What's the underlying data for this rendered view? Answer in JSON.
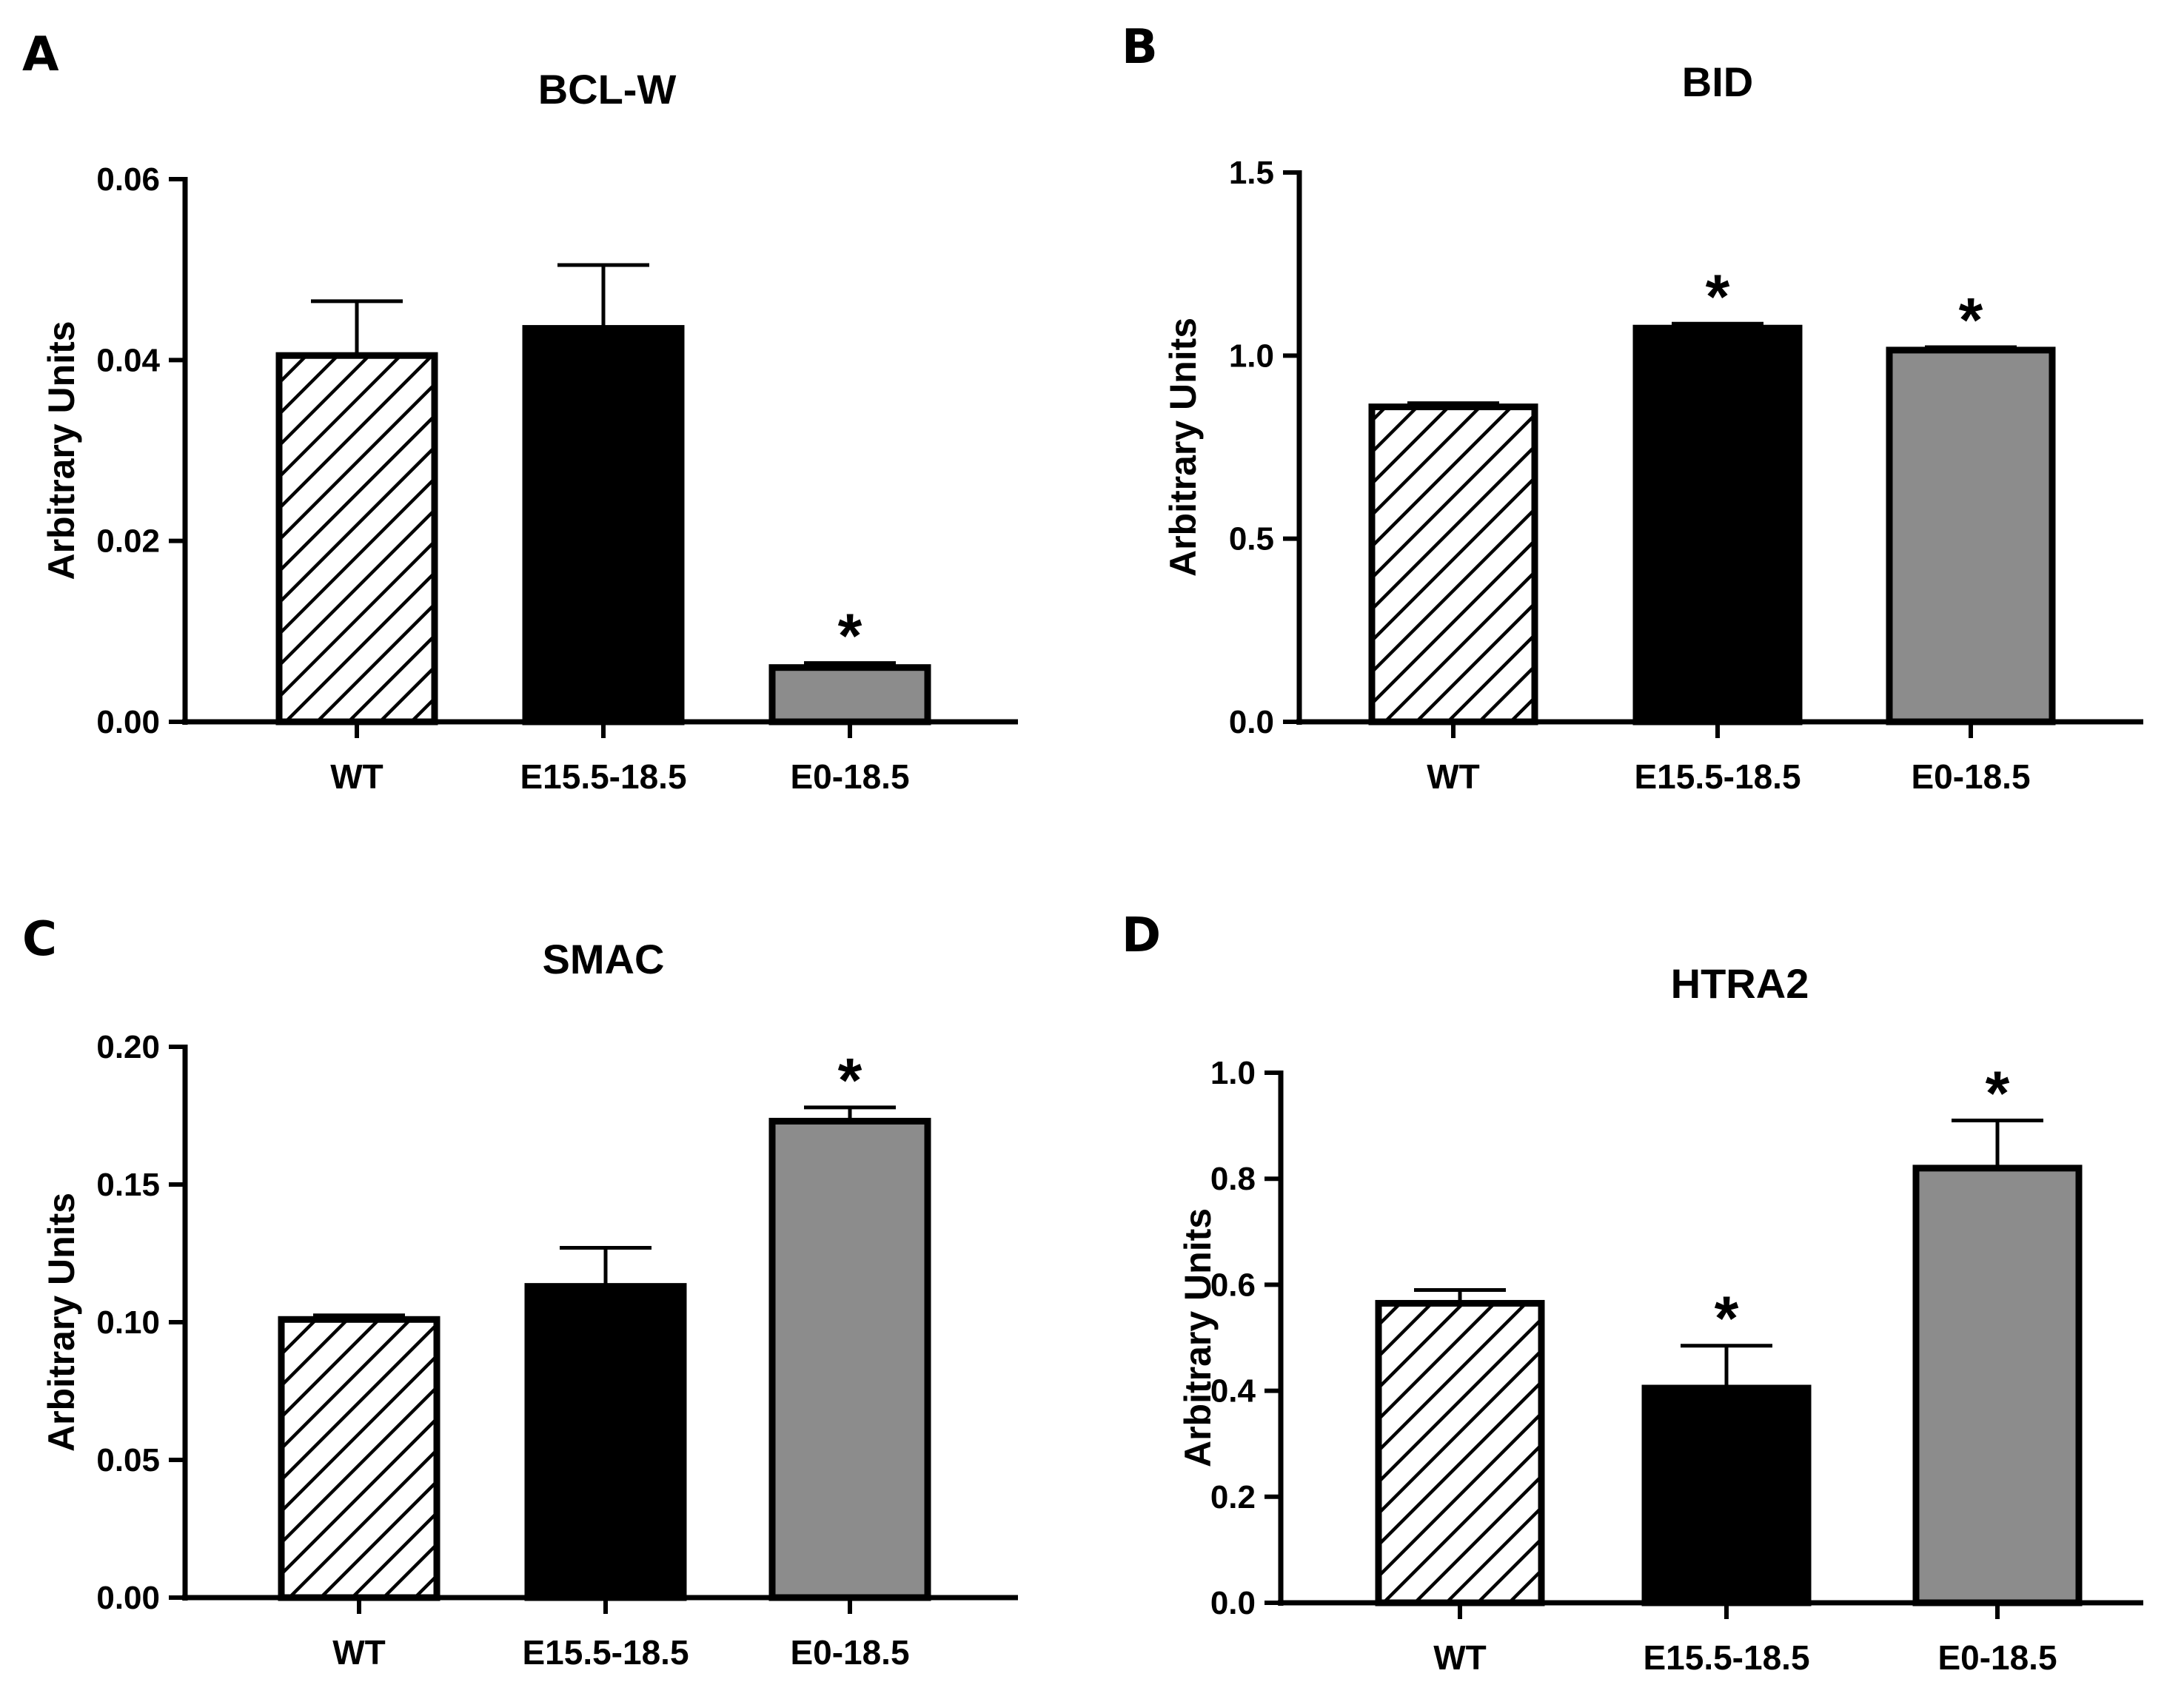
{
  "colors": {
    "e15": "#000000",
    "e0": "#8c8c8c",
    "hatch": "#000000",
    "background": "#ffffff"
  },
  "chart_data": [
    {
      "panel": "A",
      "type": "bar",
      "title": "BCL-W",
      "ylabel": "Arbitrary Units",
      "categories": [
        "WT",
        "E15.5-18.5",
        "E0-18.5"
      ],
      "values": [
        0.0405,
        0.0435,
        0.006
      ],
      "errors": [
        0.006,
        0.007,
        0.0005
      ],
      "significance": [
        "",
        "",
        "*"
      ],
      "fills": [
        "hatch",
        "black",
        "gray"
      ],
      "ylim": [
        0,
        0.06
      ],
      "yticks": [
        "0.00",
        "0.02",
        "0.04",
        "0.06"
      ]
    },
    {
      "panel": "B",
      "type": "bar",
      "title": "BID",
      "ylabel": "Arbitrary Units",
      "categories": [
        "WT",
        "E15.5-18.5",
        "E0-18.5"
      ],
      "values": [
        0.86,
        1.075,
        1.015
      ],
      "errors": [
        0.01,
        0.012,
        0.008
      ],
      "significance": [
        "",
        "*",
        "*"
      ],
      "fills": [
        "hatch",
        "black",
        "gray"
      ],
      "ylim": [
        0,
        1.5
      ],
      "yticks": [
        "0.0",
        "0.5",
        "1.0",
        "1.5"
      ]
    },
    {
      "panel": "C",
      "type": "bar",
      "title": "SMAC",
      "ylabel": "Arbitrary Units",
      "categories": [
        "WT",
        "E15.5-18.5",
        "E0-18.5"
      ],
      "values": [
        0.101,
        0.113,
        0.173
      ],
      "errors": [
        0.0015,
        0.014,
        0.005
      ],
      "significance": [
        "",
        "",
        "*"
      ],
      "fills": [
        "hatch",
        "black",
        "gray"
      ],
      "ylim": [
        0,
        0.2
      ],
      "yticks": [
        "0.00",
        "0.05",
        "0.10",
        "0.15",
        "0.20"
      ]
    },
    {
      "panel": "D",
      "type": "bar",
      "title": "HTRA2",
      "ylabel": "Arbitrary Units",
      "categories": [
        "WT",
        "E15.5-18.5",
        "E0-18.5"
      ],
      "values": [
        0.565,
        0.405,
        0.82
      ],
      "errors": [
        0.025,
        0.08,
        0.09
      ],
      "significance": [
        "",
        "*",
        "*"
      ],
      "fills": [
        "hatch",
        "black",
        "gray"
      ],
      "ylim": [
        0,
        1.0
      ],
      "yticks": [
        "0.0",
        "0.2",
        "0.4",
        "0.6",
        "0.8",
        "1.0"
      ]
    }
  ]
}
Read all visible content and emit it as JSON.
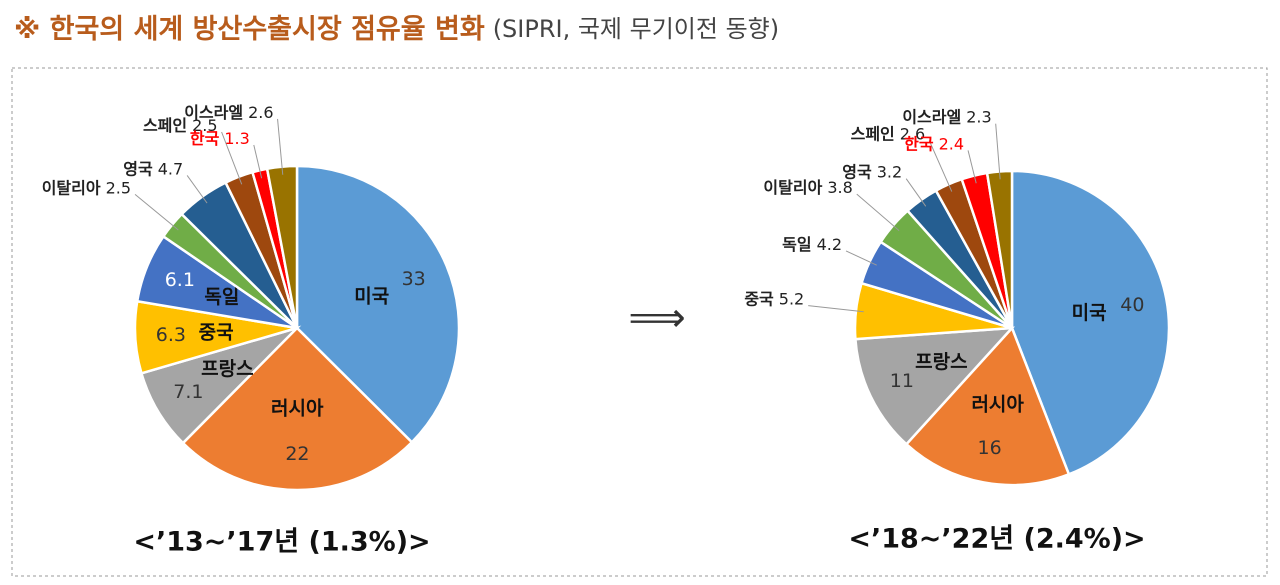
{
  "title": "※ 한국의 세계 방산수출시장 점유율 변화",
  "subtitle": "(SIPRI, 국제 무기이전 동향)",
  "chart_data": [
    {
      "type": "pie",
      "title": "<’13~’17년 (1.3%)>",
      "categories": [
        "미국",
        "러시아",
        "프랑스",
        "중국",
        "독일",
        "이탈리아",
        "영국",
        "스페인",
        "한국",
        "이스라엘"
      ],
      "values": [
        33,
        22,
        7.1,
        6.3,
        6.1,
        2.5,
        4.7,
        2.5,
        1.3,
        2.6
      ],
      "colors": [
        "#5b9bd5",
        "#ed7d31",
        "#a5a5a5",
        "#ffc000",
        "#4472c4",
        "#70ad47",
        "#255e91",
        "#9e480e",
        "#ff0000",
        "#997300"
      ],
      "highlight_index": 8
    },
    {
      "type": "pie",
      "title": "<’18~’22년 (2.4%)>",
      "categories": [
        "미국",
        "러시아",
        "프랑스",
        "중국",
        "독일",
        "이탈리아",
        "영국",
        "스페인",
        "한국",
        "이스라엘"
      ],
      "values": [
        40,
        16,
        11,
        5.2,
        4.2,
        3.8,
        3.2,
        2.6,
        2.4,
        2.3
      ],
      "colors": [
        "#5b9bd5",
        "#ed7d31",
        "#a5a5a5",
        "#ffc000",
        "#4472c4",
        "#70ad47",
        "#255e91",
        "#9e480e",
        "#ff0000",
        "#997300"
      ],
      "highlight_index": 8
    }
  ]
}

_Your objective_
Everything from the line that contains "Read all visible content and emit it as JSON." to the final line of the data is to be duplicated exactly, both ends included, except the pictures.

_Finished task_
Read all visible content and emit it as JSON.
{
  "title": "※ 한국의 세계 방산수출시장 점유율 변화",
  "subtitle": "(SIPRI, 국제 무기이전 동향)",
  "chart_data": [
    {
      "type": "pie",
      "title": "<’13~’17년 (1.3%)>",
      "categories": [
        "미국",
        "러시아",
        "프랑스",
        "중국",
        "독일",
        "이탈리아",
        "영국",
        "스페인",
        "한국",
        "이스라엘"
      ],
      "values": [
        33,
        22,
        7.1,
        6.3,
        6.1,
        2.5,
        4.7,
        2.5,
        1.3,
        2.6
      ],
      "colors": [
        "#5b9bd5",
        "#ed7d31",
        "#a5a5a5",
        "#ffc000",
        "#4472c4",
        "#70ad47",
        "#255e91",
        "#9e480e",
        "#ff0000",
        "#997300"
      ],
      "highlight_index": 8
    },
    {
      "type": "pie",
      "title": "<’18~’22년 (2.4%)>",
      "categories": [
        "미국",
        "러시아",
        "프랑스",
        "중국",
        "독일",
        "이탈리아",
        "영국",
        "스페인",
        "한국",
        "이스라엘"
      ],
      "values": [
        40,
        16,
        11,
        5.2,
        4.2,
        3.8,
        3.2,
        2.6,
        2.4,
        2.3
      ],
      "colors": [
        "#5b9bd5",
        "#ed7d31",
        "#a5a5a5",
        "#ffc000",
        "#4472c4",
        "#70ad47",
        "#255e91",
        "#9e480e",
        "#ff0000",
        "#997300"
      ],
      "highlight_index": 8
    }
  ]
}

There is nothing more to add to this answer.